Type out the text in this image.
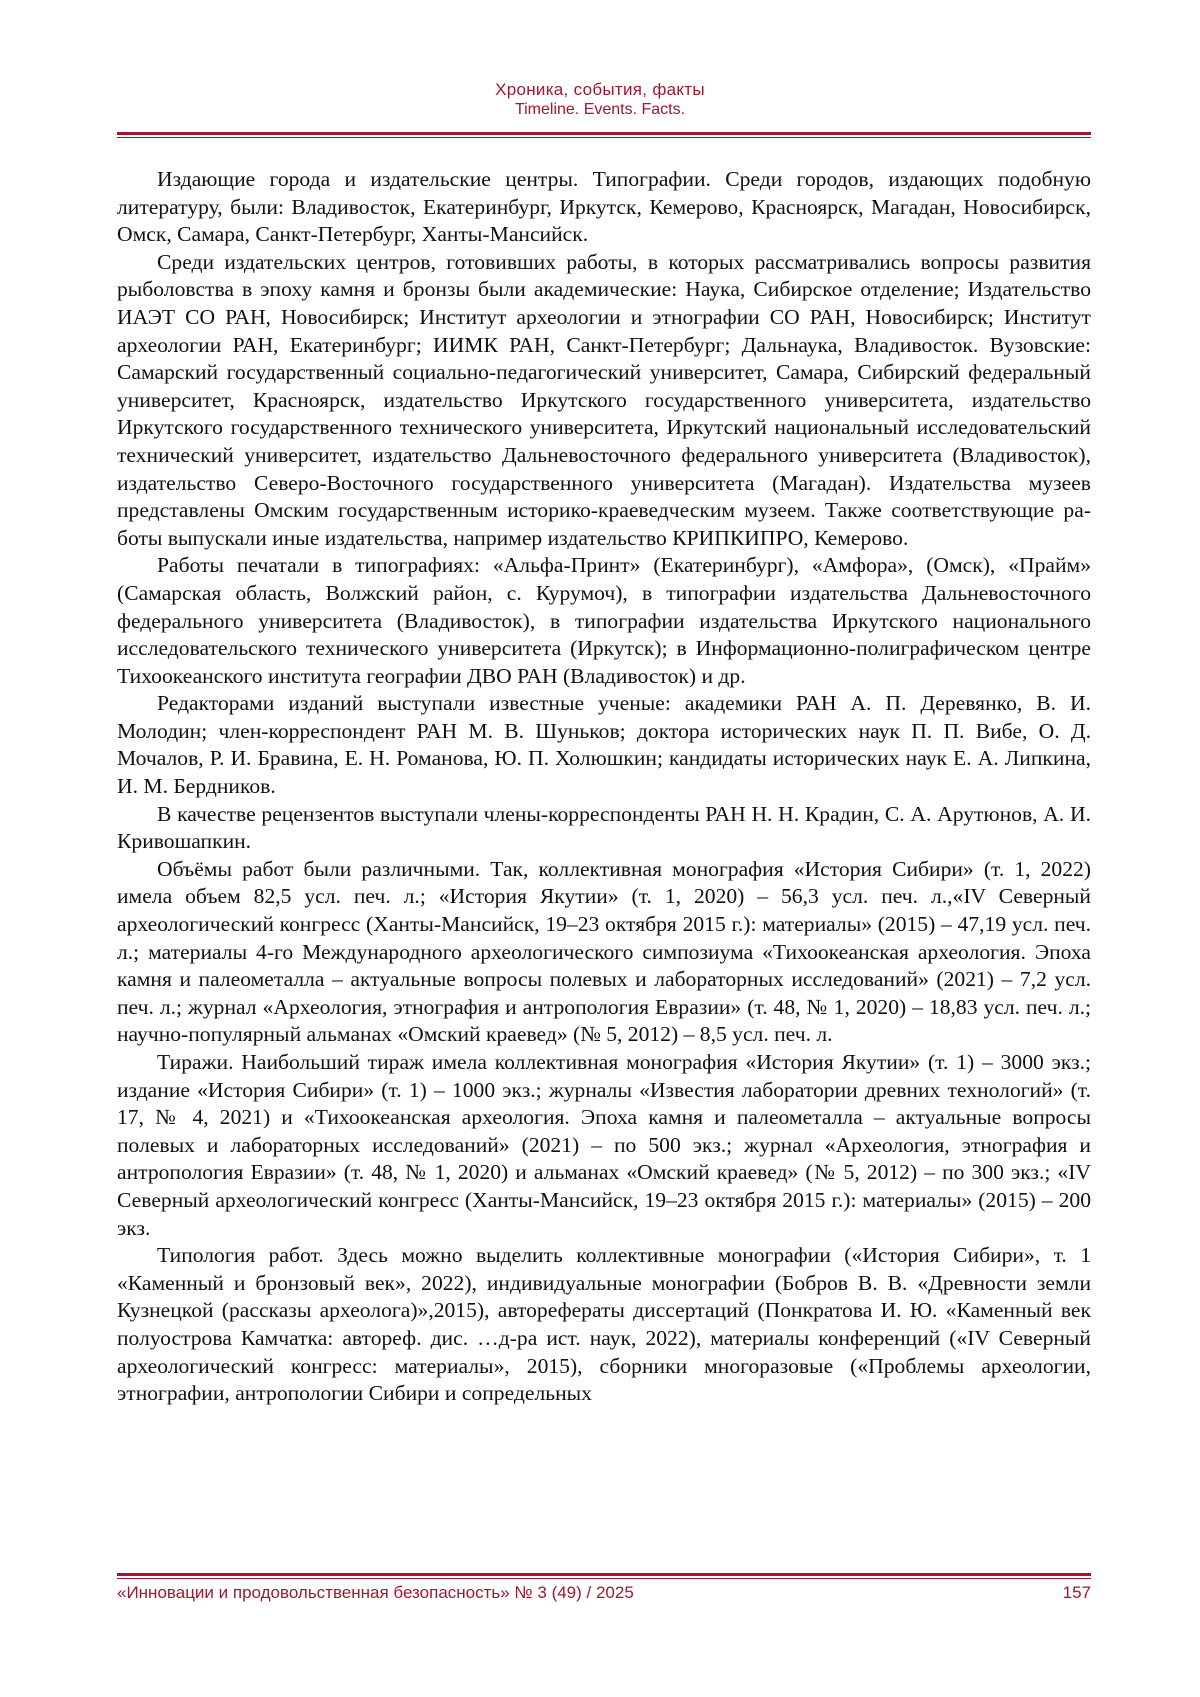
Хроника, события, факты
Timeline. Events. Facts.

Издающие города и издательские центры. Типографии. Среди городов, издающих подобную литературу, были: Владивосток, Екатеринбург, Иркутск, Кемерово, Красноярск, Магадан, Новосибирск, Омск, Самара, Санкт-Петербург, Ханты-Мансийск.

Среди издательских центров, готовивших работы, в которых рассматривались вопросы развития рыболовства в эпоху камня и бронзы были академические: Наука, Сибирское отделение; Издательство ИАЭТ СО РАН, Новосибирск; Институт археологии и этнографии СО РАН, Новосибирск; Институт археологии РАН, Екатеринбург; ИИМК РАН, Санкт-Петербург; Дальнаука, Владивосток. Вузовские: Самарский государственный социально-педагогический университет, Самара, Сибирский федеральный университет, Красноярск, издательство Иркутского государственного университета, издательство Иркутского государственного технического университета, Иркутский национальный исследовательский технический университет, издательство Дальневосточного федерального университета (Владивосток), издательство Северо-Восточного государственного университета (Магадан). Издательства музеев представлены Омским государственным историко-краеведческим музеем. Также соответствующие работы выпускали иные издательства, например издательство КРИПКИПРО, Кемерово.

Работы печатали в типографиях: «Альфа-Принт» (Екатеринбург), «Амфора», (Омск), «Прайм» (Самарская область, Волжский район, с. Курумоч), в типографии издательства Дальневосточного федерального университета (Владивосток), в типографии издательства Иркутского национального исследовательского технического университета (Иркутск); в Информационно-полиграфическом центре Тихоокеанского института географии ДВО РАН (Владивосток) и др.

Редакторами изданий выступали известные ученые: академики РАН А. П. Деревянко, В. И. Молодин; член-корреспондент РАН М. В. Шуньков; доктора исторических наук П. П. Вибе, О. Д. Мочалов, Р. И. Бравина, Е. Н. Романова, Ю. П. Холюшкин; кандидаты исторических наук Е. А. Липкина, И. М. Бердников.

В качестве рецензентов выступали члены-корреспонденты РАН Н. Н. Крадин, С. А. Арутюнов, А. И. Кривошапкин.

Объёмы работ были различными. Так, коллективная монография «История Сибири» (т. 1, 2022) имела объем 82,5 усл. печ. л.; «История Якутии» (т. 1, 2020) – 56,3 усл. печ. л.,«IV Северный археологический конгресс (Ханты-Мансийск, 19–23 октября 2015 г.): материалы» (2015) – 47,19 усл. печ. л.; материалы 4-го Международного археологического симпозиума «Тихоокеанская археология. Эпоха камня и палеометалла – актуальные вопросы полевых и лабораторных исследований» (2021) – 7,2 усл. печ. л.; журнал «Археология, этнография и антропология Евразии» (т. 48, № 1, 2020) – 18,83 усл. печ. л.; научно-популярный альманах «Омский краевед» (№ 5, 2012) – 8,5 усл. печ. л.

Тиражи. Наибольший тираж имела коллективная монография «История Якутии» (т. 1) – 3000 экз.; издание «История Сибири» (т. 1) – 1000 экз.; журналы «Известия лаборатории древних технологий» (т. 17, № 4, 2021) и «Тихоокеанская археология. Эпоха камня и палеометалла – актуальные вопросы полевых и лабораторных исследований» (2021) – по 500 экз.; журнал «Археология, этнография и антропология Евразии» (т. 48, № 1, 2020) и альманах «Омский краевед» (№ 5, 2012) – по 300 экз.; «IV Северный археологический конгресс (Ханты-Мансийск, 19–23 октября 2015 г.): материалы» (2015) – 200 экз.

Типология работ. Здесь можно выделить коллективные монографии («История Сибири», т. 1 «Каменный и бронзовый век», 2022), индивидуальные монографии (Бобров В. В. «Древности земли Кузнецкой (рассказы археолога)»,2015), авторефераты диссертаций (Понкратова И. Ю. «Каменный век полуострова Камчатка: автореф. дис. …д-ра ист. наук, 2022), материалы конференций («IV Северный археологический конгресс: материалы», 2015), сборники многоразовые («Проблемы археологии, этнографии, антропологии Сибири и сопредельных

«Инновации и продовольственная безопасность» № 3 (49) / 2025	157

▬▬▬▬▬▬▬▬▬▬

● **Exercise directions**: Skip the images and write out the rest of the listing exactly.

● **The reply**:
Type out the text in this image.
Хроника, события, факты
Timeline. Events. Facts.

Издающие города и издательские центры. Типографии. Среди городов, издающих подобную литературу, были: Владивосток, Екатеринбург, Иркутск, Кемерово, Красноярск, Магадан, Новосибирск, Омск, Самара, Санкт-Петербург, Ханты-Мансийск.

Среди издательских центров, готовивших работы, в которых рассматривались вопросы развития рыболовства в эпоху камня и бронзы были академические: Наука, Сибирское отделение; Издательство ИАЭТ СО РАН, Новосибирск; Институт археологии и этнографии СО РАН, Новосибирск; Институт археологии РАН, Екатеринбург; ИИМК РАН, Санкт-Петербург; Дальнаука, Владивосток. Вузовские: Самарский государственный социально-педагогический университет, Самара, Сибирский федеральный университет, Красноярск, издательство Иркутского государственного университета, издательство Иркутского государственного технического университета, Иркутский национальный исследовательский технический университет, издательство Дальневосточного федерального университета (Владивосток), издательство Северо-Восточного государственного университета (Магадан). Издательства музеев представлены Омским государственным историко-краеведческим музеем. Также соответствующие работы выпускали иные издательства, например издательство КРИПКИПРО, Кемерово.

Работы печатали в типографиях: «Альфа-Принт» (Екатеринбург), «Амфора», (Омск), «Прайм» (Самарская область, Волжский район, с. Курумоч), в типографии издательства Дальневосточного федерального университета (Владивосток), в типографии издательства Иркутского национального исследовательского технического университета (Иркутск); в Информационно-полиграфическом центре Тихоокеанского института географии ДВО РАН (Владивосток) и др.

Редакторами изданий выступали известные ученые: академики РАН А. П. Деревянко, В. И. Молодин; член-корреспондент РАН М. В. Шуньков; доктора исторических наук П. П. Вибе, О. Д. Мочалов, Р. И. Бравина, Е. Н. Романова, Ю. П. Холюшкин; кандидаты исторических наук Е. А. Липкина, И. М. Бердников.

В качестве рецензентов выступали члены-корреспонденты РАН Н. Н. Крадин, С. А. Арутюнов, А. И. Кривошапкин.

Объёмы работ были различными. Так, коллективная монография «История Сибири» (т. 1, 2022) имела объем 82,5 усл. печ. л.; «История Якутии» (т. 1, 2020) – 56,3 усл. печ. л.,«IV Северный археологический конгресс (Ханты-Мансийск, 19–23 октября 2015 г.): материалы» (2015) – 47,19 усл. печ. л.; материалы 4-го Международного археологического симпозиума «Тихоокеанская археология. Эпоха камня и палеометалла – актуальные вопросы полевых и лабораторных исследований» (2021) – 7,2 усл. печ. л.; журнал «Археология, этнография и антропология Евразии» (т. 48, № 1, 2020) – 18,83 усл. печ. л.; научно-популярный альманах «Омский краевед» (№ 5, 2012) – 8,5 усл. печ. л.

Тиражи. Наибольший тираж имела коллективная монография «История Якутии» (т. 1) – 3000 экз.; издание «История Сибири» (т. 1) – 1000 экз.; журналы «Известия лаборатории древних технологий» (т. 17, № 4, 2021) и «Тихоокеанская археология. Эпоха камня и палеометалла – актуальные вопросы полевых и лабораторных исследований» (2021) – по 500 экз.; журнал «Археология, этнография и антропология Евразии» (т. 48, № 1, 2020) и альманах «Омский краевед» (№ 5, 2012) – по 300 экз.; «IV Северный археологический конгресс (Ханты-Мансийск, 19–23 октября 2015 г.): материалы» (2015) – 200 экз.

Типология работ. Здесь можно выделить коллективные монографии («История Сибири», т. 1 «Каменный и бронзовый век», 2022), индивидуальные монографии (Бобров В. В. «Древности земли Кузнецкой (рассказы археолога)»,2015), авторефераты диссертаций (Понкратова И. Ю. «Каменный век полуострова Камчатка: автореф. дис. …д-ра ист. наук, 2022), материалы конференций («IV Северный археологический конгресс: материалы», 2015), сборники многоразовые («Проблемы археологии, этнографии, антропологии Сибири и сопредельных

«Инновации и продовольственная безопасность» № 3 (49) / 2025	157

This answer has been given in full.